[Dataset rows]

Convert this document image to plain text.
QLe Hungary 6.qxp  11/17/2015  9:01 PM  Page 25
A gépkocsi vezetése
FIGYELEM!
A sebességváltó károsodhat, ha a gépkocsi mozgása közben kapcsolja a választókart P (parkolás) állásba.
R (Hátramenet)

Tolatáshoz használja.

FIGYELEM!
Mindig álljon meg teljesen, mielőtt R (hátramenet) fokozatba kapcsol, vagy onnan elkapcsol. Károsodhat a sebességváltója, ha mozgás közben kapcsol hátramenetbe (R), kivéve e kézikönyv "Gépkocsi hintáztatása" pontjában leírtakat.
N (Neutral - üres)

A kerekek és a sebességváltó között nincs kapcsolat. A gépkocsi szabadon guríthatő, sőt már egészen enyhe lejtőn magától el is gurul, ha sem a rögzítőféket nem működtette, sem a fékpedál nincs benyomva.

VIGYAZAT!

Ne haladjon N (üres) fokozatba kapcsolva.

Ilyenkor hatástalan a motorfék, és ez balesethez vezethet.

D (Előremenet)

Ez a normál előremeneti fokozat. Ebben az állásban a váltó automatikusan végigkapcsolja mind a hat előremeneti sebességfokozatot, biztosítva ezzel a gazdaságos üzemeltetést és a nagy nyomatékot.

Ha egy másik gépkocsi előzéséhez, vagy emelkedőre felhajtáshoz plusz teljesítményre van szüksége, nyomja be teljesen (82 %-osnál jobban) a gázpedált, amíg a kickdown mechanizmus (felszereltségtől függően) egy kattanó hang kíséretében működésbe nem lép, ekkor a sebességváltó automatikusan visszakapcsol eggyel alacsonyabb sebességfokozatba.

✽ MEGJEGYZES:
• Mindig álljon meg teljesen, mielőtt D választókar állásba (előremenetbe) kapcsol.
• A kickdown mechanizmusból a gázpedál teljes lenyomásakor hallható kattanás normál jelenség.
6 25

__What you need to do__. Extract all lines as given.

__Response__.
Convert this document image to plain text.
QLe Hungary 6.qxp  11/17/2015  9:01 PM  Page 25
A gépkocsi vezetése
FIGYELEM!
A sebességváltó károsodhat, ha a gépkocsi mozgása közben kapcsolja a választókart P (parkolás) állásba.
R (Hátramenet)

Tolatáshoz használja.

FIGYELEM!
Mindig álljon meg teljesen, mielőtt R (hátramenet) fokozatba kapcsol, vagy onnan elkapcsol. Károsodhat a sebességváltója, ha mozgás közben kapcsol hátramenetbe (R), kivéve e kézikönyv "Gépkocsi hintáztatása" pontjában leírtakat.
N (Neutral - üres)

A kerekek és a sebességváltó között nincs kapcsolat. A gépkocsi szabadon guríthatő, sőt már egészen enyhe lejtőn magától el is gurul, ha sem a rögzítőféket nem működtette, sem a fékpedál nincs benyomva.

VIGYAZAT!

Ne haladjon N (üres) fokozatba kapcsolva.

Ilyenkor hatástalan a motorfék, és ez balesethez vezethet.

D (Előremenet)

Ez a normál előremeneti fokozat. Ebben az állásban a váltó automatikusan végigkapcsolja mind a hat előremeneti sebességfokozatot, biztosítva ezzel a gazdaságos üzemeltetést és a nagy nyomatékot.

Ha egy másik gépkocsi előzéséhez, vagy emelkedőre felhajtáshoz plusz teljesítményre van szüksége, nyomja be teljesen (82 %-osnál jobban) a gázpedált, amíg a kickdown mechanizmus (felszereltségtől függően) egy kattanó hang kíséretében működésbe nem lép, ekkor a sebességváltó automatikusan visszakapcsol eggyel alacsonyabb sebességfokozatba.

✽ MEGJEGYZES:
• Mindig álljon meg teljesen, mielőtt D választókar állásba (előremenetbe) kapcsol.
• A kickdown mechanizmusból a gázpedál teljes lenyomásakor hallható kattanás normál jelenség.
6 25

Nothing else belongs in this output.